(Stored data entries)
○ ○ ○ ○ ○

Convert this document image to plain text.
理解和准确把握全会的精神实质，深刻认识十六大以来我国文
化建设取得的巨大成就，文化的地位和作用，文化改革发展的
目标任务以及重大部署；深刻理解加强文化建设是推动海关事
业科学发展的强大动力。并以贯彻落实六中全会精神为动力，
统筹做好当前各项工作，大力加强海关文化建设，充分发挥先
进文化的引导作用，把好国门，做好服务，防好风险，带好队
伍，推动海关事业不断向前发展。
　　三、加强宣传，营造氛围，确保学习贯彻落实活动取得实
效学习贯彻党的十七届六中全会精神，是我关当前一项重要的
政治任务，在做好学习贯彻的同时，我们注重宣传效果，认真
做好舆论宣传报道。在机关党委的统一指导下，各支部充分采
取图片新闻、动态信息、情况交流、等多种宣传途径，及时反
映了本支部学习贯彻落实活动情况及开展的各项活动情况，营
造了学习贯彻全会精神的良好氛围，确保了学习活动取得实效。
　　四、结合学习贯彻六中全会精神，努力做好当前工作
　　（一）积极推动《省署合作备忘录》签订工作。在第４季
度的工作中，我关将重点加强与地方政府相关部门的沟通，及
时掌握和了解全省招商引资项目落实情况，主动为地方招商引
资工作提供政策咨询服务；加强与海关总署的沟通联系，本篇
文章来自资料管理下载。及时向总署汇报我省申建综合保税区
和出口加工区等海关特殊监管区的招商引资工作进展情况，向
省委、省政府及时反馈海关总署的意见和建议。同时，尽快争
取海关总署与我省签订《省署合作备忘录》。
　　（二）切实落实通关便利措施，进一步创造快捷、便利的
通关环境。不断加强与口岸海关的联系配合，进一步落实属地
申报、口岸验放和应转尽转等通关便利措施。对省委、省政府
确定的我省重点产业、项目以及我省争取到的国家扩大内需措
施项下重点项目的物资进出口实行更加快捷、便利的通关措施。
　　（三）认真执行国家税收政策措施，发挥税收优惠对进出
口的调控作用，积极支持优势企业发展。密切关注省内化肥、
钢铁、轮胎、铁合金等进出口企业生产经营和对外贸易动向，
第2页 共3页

○ ○ ○ ○ ○

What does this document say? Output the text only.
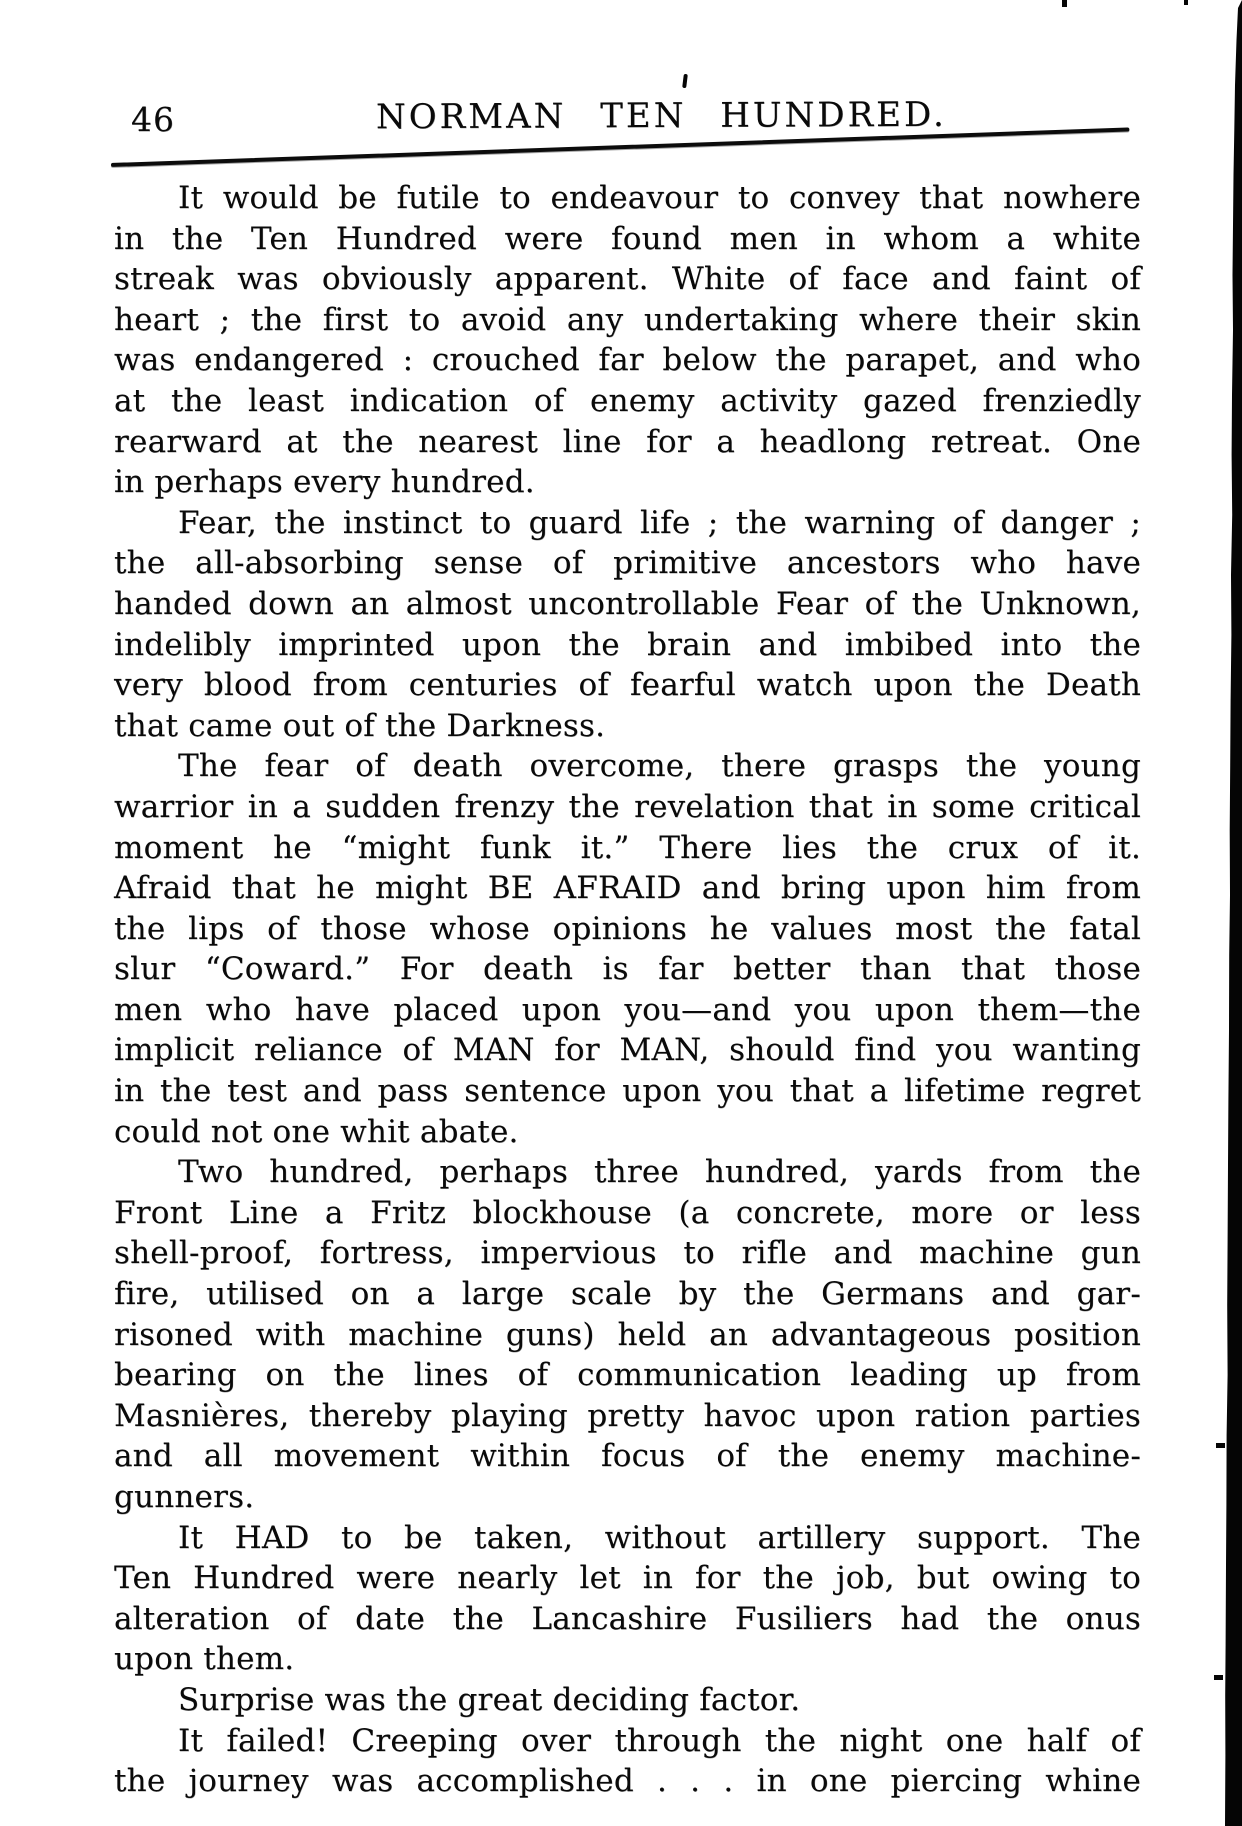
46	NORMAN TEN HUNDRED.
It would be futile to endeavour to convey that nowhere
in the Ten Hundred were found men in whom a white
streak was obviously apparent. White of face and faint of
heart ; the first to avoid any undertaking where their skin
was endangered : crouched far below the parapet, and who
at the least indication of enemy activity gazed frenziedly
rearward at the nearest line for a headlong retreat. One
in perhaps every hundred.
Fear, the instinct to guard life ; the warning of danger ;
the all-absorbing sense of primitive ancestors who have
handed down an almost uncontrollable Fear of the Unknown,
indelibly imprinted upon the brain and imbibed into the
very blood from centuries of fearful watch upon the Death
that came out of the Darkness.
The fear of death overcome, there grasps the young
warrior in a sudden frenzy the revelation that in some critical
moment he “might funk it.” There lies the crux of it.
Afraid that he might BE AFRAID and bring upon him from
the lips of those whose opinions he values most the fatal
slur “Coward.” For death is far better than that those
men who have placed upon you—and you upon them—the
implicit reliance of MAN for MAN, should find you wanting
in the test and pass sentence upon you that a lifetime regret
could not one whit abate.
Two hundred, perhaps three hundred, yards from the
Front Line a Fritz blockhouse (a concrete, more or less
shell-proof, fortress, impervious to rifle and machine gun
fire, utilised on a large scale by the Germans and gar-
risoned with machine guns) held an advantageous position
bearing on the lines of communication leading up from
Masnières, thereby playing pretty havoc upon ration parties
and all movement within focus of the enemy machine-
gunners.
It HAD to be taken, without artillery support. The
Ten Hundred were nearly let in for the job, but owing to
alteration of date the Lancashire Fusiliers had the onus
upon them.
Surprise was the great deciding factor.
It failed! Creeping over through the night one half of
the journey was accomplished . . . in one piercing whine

○ ○ ○ ○ ○

> [What is expected]: Pick out each line in the material containing "them".

> [Output of the exercise]:
men who have placed upon you—and you upon them—the
upon them.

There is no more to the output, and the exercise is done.